## Exercise
Could you give back the lines from the first one through the line containing "obs-mean-label: MEAN= (412, 297, 439, 305)", swapping "colorbar-tick-label" for "colorbar-tick-text" and leaving everything else unchanged?

## Given records
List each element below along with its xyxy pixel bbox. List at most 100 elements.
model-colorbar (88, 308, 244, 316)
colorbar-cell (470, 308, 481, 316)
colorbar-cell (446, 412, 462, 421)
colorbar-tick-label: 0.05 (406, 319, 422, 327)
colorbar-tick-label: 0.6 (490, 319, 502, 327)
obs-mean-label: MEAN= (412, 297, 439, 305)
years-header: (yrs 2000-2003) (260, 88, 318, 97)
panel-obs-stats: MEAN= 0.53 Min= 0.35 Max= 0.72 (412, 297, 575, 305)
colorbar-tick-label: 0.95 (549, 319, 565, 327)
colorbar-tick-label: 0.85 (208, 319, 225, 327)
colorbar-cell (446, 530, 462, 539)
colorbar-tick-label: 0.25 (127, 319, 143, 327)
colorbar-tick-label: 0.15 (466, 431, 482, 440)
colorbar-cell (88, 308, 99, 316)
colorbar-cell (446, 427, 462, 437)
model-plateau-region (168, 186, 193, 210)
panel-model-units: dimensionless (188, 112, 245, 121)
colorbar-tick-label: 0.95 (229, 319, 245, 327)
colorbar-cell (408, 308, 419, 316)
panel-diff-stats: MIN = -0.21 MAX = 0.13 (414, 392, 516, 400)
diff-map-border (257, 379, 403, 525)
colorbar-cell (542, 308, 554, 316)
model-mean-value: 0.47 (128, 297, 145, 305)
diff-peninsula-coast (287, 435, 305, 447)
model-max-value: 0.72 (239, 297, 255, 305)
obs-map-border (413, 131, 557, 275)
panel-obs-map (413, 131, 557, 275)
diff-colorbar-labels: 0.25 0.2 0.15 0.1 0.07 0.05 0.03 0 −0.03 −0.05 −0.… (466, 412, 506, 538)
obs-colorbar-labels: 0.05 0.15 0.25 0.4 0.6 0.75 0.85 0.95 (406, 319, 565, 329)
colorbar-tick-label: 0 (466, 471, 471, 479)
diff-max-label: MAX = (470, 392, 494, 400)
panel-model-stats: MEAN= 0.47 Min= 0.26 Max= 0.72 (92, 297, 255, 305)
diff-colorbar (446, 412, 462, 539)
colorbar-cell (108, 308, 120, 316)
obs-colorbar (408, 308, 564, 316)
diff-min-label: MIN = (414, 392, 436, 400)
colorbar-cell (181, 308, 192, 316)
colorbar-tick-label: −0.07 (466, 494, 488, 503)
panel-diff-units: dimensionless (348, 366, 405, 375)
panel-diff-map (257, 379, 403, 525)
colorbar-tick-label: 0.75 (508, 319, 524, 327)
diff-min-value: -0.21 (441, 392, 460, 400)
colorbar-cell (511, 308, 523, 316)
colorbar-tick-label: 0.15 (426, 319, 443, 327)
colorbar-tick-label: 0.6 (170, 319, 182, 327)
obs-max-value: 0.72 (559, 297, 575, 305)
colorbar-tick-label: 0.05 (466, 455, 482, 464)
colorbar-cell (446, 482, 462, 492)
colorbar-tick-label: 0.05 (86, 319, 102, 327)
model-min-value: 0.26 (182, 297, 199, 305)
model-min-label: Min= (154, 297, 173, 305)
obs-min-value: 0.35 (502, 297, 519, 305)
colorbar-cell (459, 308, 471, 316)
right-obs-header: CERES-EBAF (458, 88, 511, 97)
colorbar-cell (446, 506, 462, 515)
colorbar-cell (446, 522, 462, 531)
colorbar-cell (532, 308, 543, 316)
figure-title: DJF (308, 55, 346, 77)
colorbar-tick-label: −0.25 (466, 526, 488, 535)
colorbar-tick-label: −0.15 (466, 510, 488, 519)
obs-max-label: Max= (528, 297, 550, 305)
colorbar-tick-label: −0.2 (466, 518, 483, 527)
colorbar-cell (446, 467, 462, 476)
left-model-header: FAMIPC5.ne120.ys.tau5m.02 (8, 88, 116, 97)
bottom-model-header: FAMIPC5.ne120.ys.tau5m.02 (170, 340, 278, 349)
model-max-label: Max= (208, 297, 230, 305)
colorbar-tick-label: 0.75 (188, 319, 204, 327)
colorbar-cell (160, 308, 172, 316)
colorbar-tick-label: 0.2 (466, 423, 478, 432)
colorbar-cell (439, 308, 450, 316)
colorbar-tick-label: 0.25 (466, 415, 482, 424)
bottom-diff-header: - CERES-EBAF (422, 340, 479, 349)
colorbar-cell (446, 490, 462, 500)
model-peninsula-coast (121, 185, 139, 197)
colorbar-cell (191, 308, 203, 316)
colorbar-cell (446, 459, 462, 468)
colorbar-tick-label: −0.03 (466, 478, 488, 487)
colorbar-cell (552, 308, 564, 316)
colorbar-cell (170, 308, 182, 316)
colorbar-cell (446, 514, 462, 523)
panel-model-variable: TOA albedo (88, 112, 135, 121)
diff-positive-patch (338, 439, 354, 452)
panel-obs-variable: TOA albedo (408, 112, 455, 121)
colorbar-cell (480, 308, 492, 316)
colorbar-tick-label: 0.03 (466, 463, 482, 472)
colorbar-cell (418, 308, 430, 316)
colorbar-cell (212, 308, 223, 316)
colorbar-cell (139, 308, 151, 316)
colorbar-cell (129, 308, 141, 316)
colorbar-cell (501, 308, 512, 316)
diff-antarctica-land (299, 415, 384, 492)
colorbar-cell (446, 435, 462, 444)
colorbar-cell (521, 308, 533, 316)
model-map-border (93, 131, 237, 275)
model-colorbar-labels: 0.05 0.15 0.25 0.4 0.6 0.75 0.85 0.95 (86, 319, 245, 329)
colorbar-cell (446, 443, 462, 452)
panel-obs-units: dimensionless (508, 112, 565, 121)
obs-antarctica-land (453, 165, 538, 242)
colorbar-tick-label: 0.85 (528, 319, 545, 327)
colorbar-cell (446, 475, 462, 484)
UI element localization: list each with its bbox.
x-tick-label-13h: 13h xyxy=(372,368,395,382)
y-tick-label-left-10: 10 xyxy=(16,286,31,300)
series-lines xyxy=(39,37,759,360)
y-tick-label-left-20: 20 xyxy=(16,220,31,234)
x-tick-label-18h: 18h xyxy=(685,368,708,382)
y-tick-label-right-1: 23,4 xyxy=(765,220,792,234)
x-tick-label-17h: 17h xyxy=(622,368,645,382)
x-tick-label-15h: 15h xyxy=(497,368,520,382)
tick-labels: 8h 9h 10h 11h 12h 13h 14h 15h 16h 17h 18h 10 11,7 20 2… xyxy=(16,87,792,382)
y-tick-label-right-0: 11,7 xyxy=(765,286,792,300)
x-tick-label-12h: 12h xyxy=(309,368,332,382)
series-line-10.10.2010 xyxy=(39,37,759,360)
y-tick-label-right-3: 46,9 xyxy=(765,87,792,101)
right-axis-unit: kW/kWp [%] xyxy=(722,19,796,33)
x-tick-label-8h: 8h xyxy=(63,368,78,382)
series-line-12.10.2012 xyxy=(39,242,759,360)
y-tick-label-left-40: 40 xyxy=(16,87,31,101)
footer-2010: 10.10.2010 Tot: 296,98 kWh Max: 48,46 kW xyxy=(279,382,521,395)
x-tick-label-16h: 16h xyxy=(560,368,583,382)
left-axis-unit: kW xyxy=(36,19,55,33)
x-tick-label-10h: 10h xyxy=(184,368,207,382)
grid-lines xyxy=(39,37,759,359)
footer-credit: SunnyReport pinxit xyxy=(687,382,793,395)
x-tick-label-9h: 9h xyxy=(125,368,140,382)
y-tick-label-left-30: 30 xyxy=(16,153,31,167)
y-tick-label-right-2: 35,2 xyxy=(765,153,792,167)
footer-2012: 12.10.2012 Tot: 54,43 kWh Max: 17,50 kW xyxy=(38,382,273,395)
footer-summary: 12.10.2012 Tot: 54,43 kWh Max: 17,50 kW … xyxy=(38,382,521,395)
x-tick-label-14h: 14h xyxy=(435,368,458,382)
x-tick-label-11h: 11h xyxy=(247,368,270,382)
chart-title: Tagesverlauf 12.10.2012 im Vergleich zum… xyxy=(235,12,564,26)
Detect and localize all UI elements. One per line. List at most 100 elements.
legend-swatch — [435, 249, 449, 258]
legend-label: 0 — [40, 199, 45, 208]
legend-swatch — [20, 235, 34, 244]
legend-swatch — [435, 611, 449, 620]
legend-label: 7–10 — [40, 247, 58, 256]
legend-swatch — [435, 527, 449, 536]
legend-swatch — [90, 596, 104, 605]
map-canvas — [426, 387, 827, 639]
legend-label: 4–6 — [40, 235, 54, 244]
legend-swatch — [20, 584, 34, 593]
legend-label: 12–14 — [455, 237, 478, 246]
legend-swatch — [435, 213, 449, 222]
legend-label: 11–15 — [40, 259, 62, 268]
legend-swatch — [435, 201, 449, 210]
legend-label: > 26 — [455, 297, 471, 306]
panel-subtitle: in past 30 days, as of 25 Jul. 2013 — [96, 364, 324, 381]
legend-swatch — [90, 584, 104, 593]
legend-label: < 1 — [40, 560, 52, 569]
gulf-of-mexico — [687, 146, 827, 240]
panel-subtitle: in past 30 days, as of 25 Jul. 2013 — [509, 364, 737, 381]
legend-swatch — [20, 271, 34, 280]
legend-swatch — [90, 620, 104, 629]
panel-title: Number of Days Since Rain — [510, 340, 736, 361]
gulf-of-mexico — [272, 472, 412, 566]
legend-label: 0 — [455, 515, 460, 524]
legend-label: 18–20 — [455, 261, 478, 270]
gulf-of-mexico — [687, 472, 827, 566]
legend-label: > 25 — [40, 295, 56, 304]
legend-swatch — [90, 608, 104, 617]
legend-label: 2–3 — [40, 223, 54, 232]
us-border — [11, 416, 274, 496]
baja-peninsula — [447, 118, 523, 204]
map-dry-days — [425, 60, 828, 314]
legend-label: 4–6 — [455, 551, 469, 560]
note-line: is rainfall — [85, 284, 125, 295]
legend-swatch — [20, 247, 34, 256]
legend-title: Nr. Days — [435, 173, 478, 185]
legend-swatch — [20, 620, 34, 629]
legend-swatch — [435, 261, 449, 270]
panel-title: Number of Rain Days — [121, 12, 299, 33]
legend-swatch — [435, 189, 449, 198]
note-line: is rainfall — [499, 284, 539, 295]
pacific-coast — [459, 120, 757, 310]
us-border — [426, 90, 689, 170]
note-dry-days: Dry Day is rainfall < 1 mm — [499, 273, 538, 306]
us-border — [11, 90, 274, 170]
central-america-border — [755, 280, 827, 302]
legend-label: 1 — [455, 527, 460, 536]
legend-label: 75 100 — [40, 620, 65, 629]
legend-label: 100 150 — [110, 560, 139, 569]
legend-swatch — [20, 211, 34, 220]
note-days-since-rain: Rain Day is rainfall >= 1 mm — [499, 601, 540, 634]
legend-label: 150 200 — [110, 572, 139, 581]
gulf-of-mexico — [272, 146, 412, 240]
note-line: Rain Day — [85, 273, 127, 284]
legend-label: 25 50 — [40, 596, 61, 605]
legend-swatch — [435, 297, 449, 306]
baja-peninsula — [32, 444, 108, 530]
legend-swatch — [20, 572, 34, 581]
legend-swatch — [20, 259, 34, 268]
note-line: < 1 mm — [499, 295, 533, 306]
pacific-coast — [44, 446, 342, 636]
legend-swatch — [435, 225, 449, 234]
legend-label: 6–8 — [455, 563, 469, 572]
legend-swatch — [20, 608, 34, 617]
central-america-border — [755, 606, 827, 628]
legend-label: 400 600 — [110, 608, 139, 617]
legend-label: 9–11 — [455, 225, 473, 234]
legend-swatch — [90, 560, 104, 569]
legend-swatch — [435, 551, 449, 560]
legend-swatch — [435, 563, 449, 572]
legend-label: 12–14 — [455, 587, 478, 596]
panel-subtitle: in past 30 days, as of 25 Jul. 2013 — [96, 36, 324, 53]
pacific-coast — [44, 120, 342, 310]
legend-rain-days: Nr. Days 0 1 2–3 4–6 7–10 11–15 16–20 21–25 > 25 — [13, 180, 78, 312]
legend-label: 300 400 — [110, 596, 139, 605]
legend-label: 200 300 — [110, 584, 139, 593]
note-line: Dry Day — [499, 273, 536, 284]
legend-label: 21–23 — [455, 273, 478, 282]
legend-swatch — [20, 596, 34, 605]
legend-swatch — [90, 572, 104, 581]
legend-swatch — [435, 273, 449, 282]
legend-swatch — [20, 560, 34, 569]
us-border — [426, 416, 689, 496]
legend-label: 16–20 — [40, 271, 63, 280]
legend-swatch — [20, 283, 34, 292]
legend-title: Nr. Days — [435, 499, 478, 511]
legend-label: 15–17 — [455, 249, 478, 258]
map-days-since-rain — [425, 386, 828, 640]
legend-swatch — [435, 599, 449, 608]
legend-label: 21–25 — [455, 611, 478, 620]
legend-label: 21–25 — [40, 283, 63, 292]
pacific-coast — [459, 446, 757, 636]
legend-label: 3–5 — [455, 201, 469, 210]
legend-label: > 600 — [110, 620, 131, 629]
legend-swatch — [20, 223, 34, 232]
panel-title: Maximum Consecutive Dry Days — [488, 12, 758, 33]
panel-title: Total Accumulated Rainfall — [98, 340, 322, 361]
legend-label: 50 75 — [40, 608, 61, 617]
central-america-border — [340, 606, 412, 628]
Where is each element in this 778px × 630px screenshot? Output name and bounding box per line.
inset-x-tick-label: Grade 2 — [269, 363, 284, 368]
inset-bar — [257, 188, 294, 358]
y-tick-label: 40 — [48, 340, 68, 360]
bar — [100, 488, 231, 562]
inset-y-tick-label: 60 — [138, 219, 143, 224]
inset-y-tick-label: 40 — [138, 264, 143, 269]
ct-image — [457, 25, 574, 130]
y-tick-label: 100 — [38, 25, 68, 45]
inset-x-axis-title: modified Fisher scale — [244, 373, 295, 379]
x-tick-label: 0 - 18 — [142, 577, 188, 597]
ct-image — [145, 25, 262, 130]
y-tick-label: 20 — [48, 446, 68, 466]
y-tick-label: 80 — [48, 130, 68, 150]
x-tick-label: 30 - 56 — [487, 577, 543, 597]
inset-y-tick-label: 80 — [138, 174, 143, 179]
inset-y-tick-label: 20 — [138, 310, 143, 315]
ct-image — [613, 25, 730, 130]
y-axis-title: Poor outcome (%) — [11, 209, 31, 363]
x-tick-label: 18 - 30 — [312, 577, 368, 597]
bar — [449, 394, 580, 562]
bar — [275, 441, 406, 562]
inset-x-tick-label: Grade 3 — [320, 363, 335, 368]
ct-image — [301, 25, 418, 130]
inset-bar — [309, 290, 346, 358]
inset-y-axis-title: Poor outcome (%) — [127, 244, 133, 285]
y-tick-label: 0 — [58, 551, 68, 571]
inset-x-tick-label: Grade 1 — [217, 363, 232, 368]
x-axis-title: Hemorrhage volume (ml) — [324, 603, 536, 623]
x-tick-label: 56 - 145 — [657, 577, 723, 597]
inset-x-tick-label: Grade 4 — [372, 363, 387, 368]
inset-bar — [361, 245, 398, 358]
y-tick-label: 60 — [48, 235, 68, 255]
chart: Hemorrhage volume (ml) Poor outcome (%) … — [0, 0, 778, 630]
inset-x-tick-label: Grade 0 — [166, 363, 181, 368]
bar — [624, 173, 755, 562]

## Correct result
List each element below along with its xyxy pixel bbox. List at most 100 elements.
model-colorbar (88, 308, 244, 316)
colorbar-cell (470, 308, 481, 316)
colorbar-cell (446, 412, 462, 421)
colorbar-tick-text: 0.05 (406, 319, 422, 327)
colorbar-tick-text: 0.6 (490, 319, 502, 327)
obs-mean-label: MEAN= (412, 297, 439, 305)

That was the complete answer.